# Stated problem
Keep only those lines of the records that include the string "this".

┌────────

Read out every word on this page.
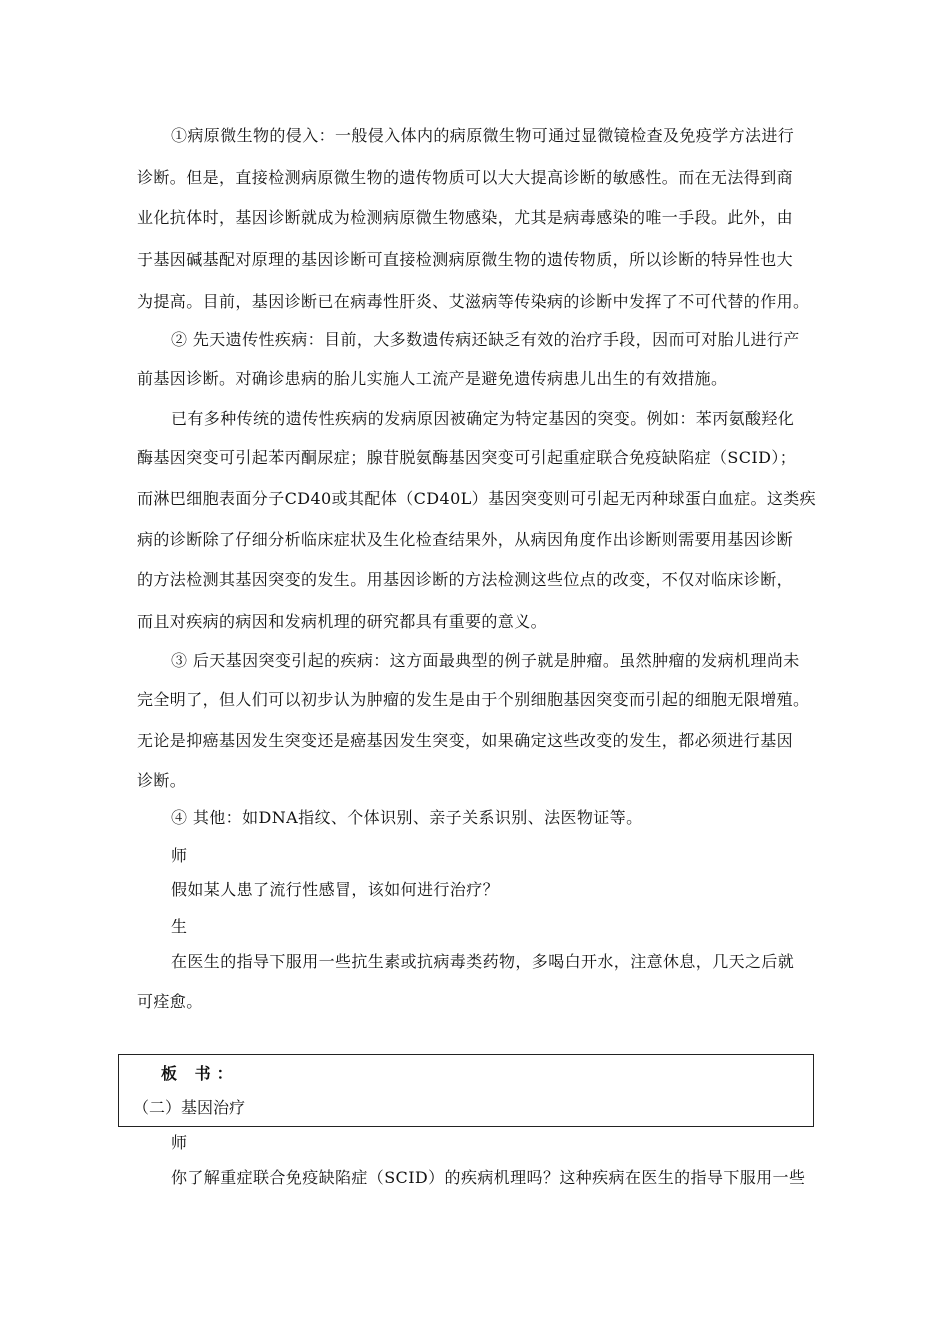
①病原微生物的侵入：一般侵入体内的病原微生物可通过显微镜检查及免疫学方法进行
诊断。但是，直接检测病原微生物的遗传物质可以大大提高诊断的敏感性。而在无法得到商
业化抗体时，基因诊断就成为检测病原微生物感染，尤其是病毒感染的唯一手段。此外，由
于基因碱基配对原理的基因诊断可直接检测病原微生物的遗传物质，所以诊断的特异性也大
为提高。目前，基因诊断已在病毒性肝炎、艾滋病等传染病的诊断中发挥了不可代替的作用。
② 先天遗传性疾病：目前，大多数遗传病还缺乏有效的治疗手段，因而可对胎儿进行产
前基因诊断。对确诊患病的胎儿实施人工流产是避免遗传病患儿出生的有效措施。
已有多种传统的遗传性疾病的发病原因被确定为特定基因的突变。例如：苯丙氨酸羟化
酶基因突变可引起苯丙酮尿症；腺苷脱氨酶基因突变可引起重症联合免疫缺陷症（SCID）；
而淋巴细胞表面分子CD40或其配体（CD40L）基因突变则可引起无丙种球蛋白血症。这类疾
病的诊断除了仔细分析临床症状及生化检查结果外，从病因角度作出诊断则需要用基因诊断
的方法检测其基因突变的发生。用基因诊断的方法检测这些位点的改变，不仅对临床诊断，
而且对疾病的病因和发病机理的研究都具有重要的意义。
③ 后天基因突变引起的疾病：这方面最典型的例子就是肿瘤。虽然肿瘤的发病机理尚未
完全明了，但人们可以初步认为肿瘤的发生是由于个别细胞基因突变而引起的细胞无限增殖。
无论是抑癌基因发生突变还是癌基因发生突变，如果确定这些改变的发生，都必须进行基因
诊断。
④ 其他：如DNA指纹、个体识别、亲子关系识别、法医物证等。
师
假如某人患了流行性感冒，该如何进行治疗？
生
在医生的指导下服用一些抗生素或抗病毒类药物，多喝白开水，注意休息，几天之后就
可痊愈。
板 书：
（二）基因治疗
师
你了解重症联合免疫缺陷症（SCID）的疾病机理吗？这种疾病在医生的指导下服用一些
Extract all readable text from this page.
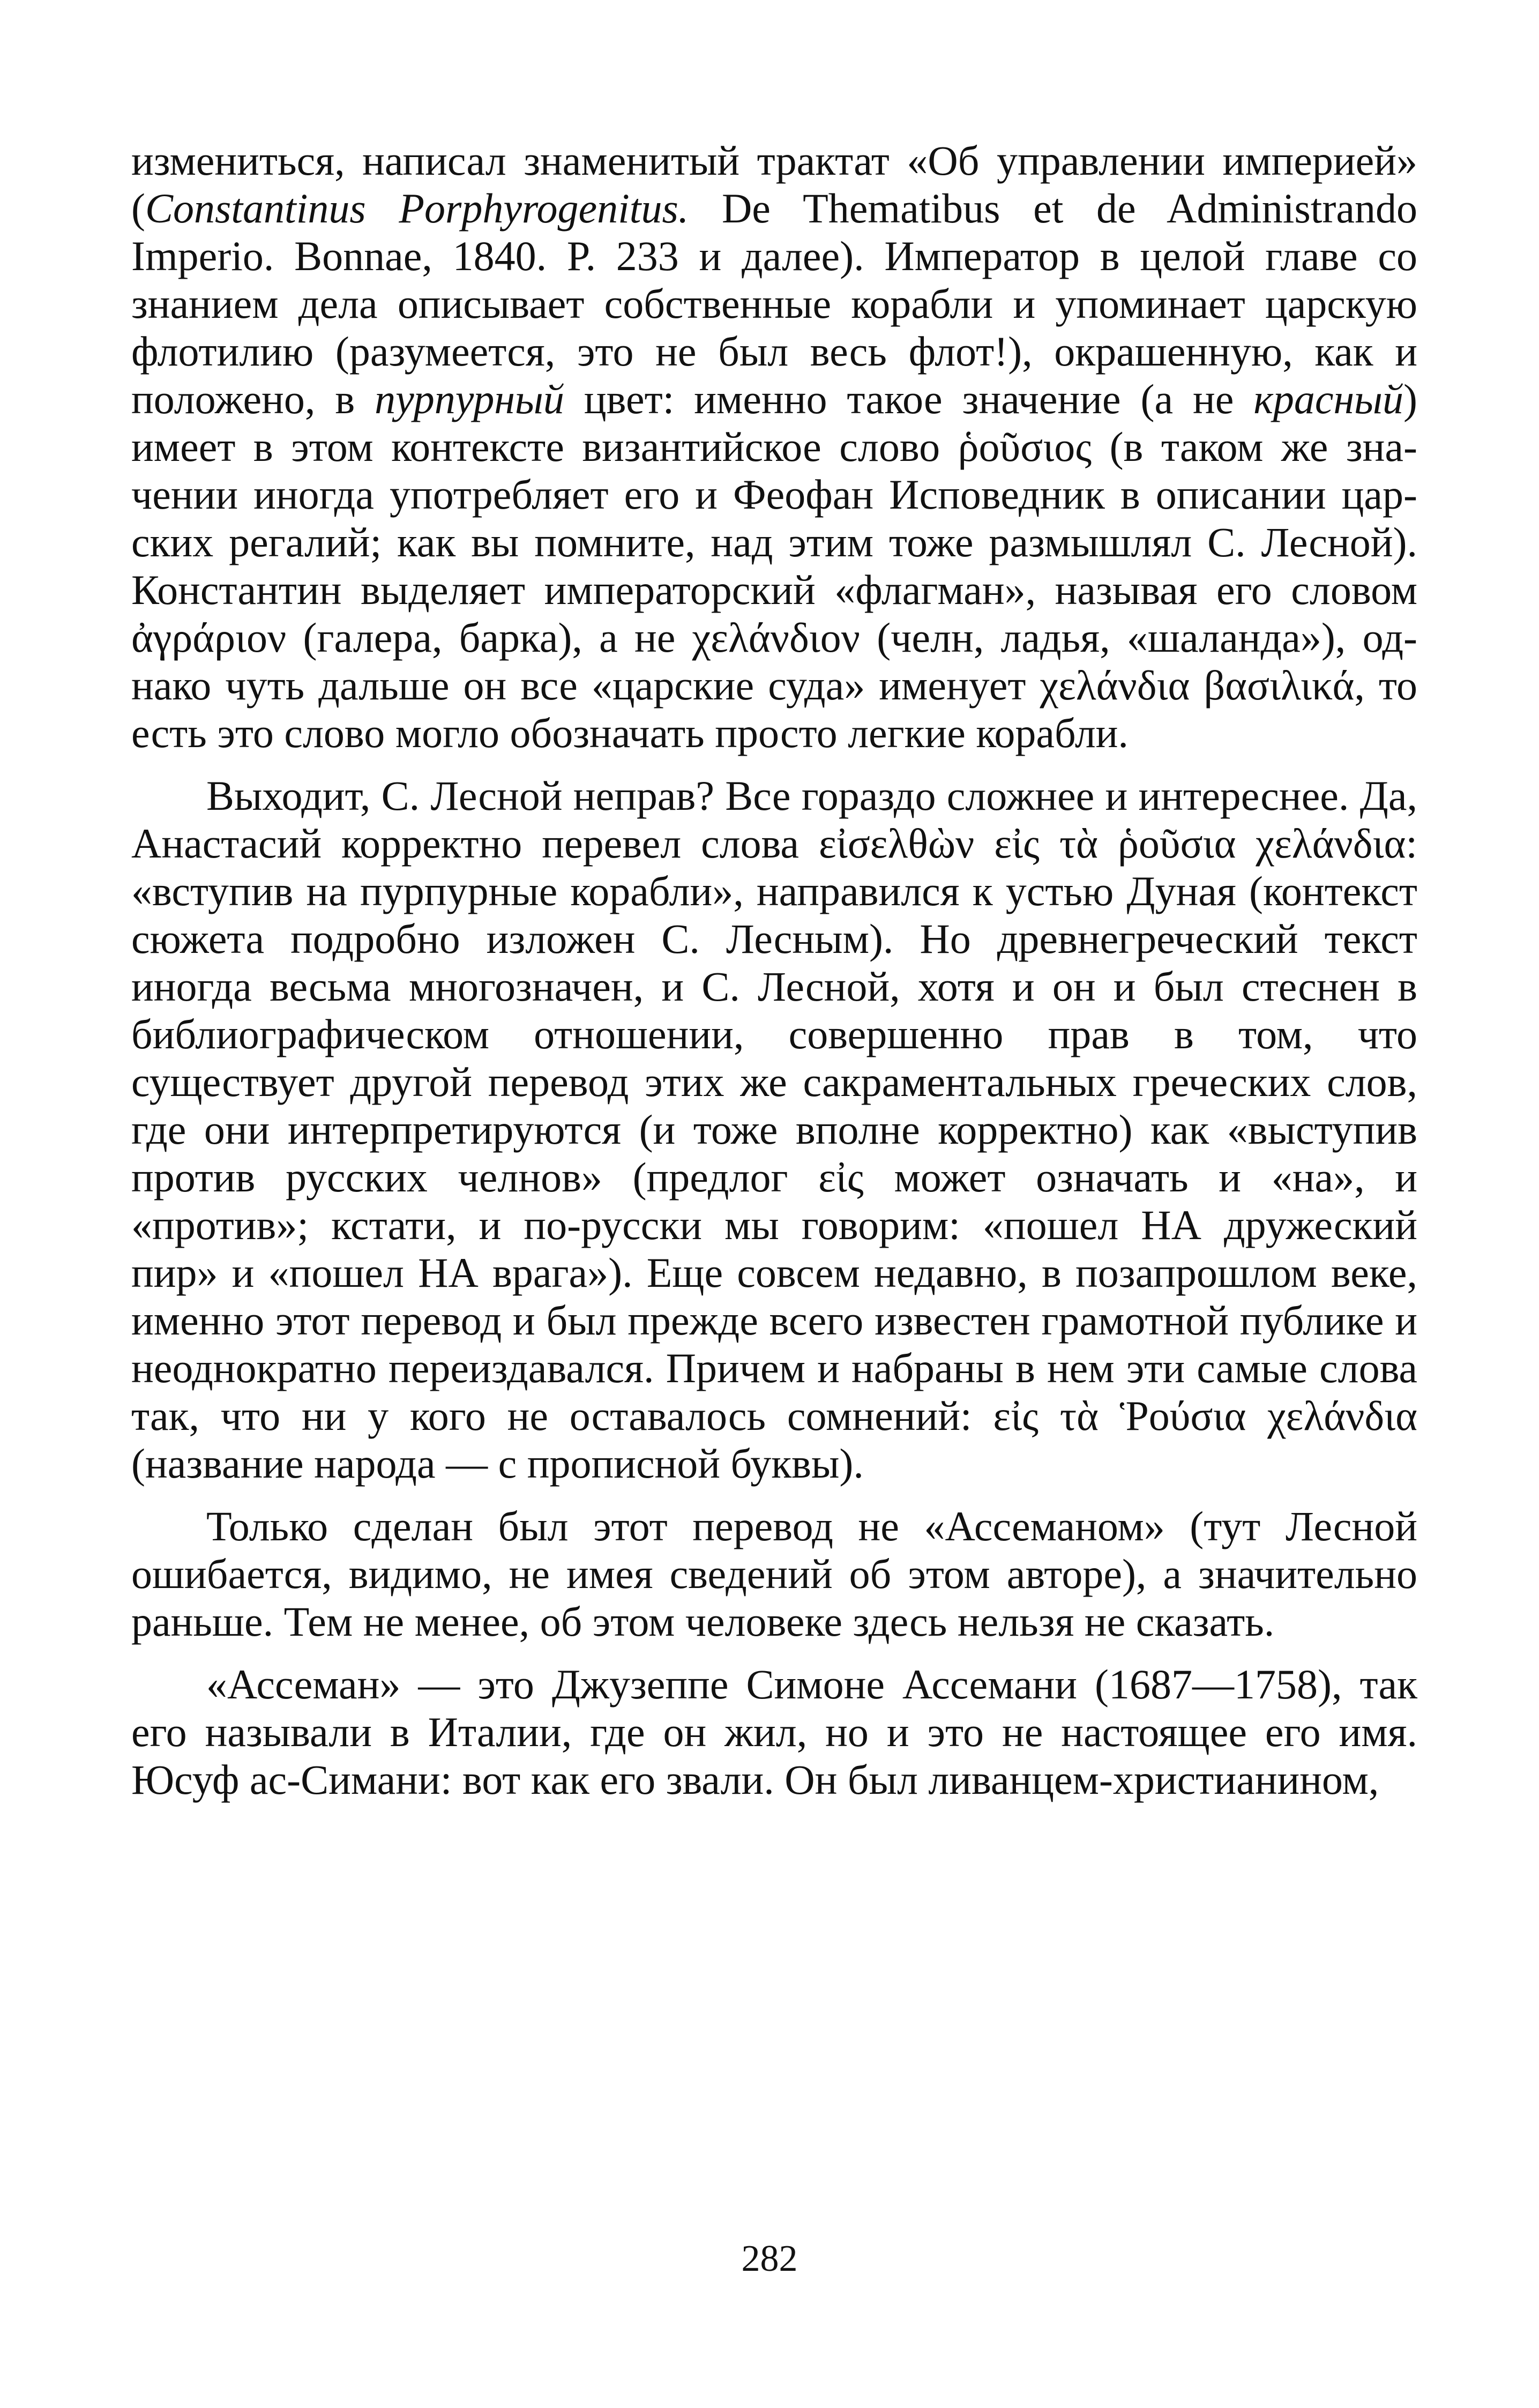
измениться, написал знаменитый трактат «Об управлении империей» (Constantinus Porphyrogenitus. De Thematibus et de Administrando Imperio. Bonnae, 1840. P. 233 и далее). Император в целой главе со знанием дела описывает собственные корабли и упоминает царскую флотилию (разумеется, это не был весь флот!), окрашенную, как и положено, в пурпурный цвет: именно такое значение (а не красный) имеет в этом контексте византийское слово ῥοῦσιος (в таком же значении иногда употребляет его и Феофан Исповедник в описании царских регалий; как вы помните, над этим тоже размышлял С. Лесной). Константин выделяет императорский «флагман», называя его словом ἀγράριον (галера, барка), а не χελάνδιον (челн, ладья, «шаланда»), однако чуть дальше он все «царские суда» именует χελάνδια βασιλικά, то есть это слово могло обозначать просто легкие корабли.

Выходит, С. Лесной неправ? Все гораздо сложнее и интереснее. Да, Анастасий корректно перевел слова εἰσελθὼν εἰς τὰ ῥοῦσια χελάνδια: «вступив на пурпурные корабли», направился к устью Дуная (контекст сюжета подробно изложен С. Лесным). Но древнегреческий текст иногда весьма многозначен, и С. Лесной, хотя и он и был стеснен в библиографическом отношении, совершенно прав в том, что существует другой перевод этих же сакраментальных греческих слов, где они интерпретируются (и тоже вполне корректно) как «выступив против русских челнов» (предлог εἰς может означать и «на», и «против»; кстати, и по-русски мы говорим: «пошел НА дружеский пир» и «пошел НА врага»). Еще совсем недавно, в позапрошлом веке, именно этот перевод и был прежде всего известен грамотной публике и неоднократно переиздавался. Причем и набраны в нем эти самые слова так, что ни у кого не оставалось сомнений: εἰς τὰ Ῥούσια χελάνδια (название народа — с прописной буквы).

Только сделан был этот перевод не «Ассеманом» (тут Лесной ошибается, видимо, не имея сведений об этом авторе), а значительно раньше. Тем не менее, об этом человеке здесь нельзя не сказать.

«Ассеман» — это Джузеппе Симоне Ассемани (1687—1758), так его называли в Италии, где он жил, но и это не настоящее его имя. Юсуф ас-Симани: вот как его звали. Он был ливанцем-христианином,

282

└────────

# Exercise output
Read out every word on this page.
Extract all readable text from this page.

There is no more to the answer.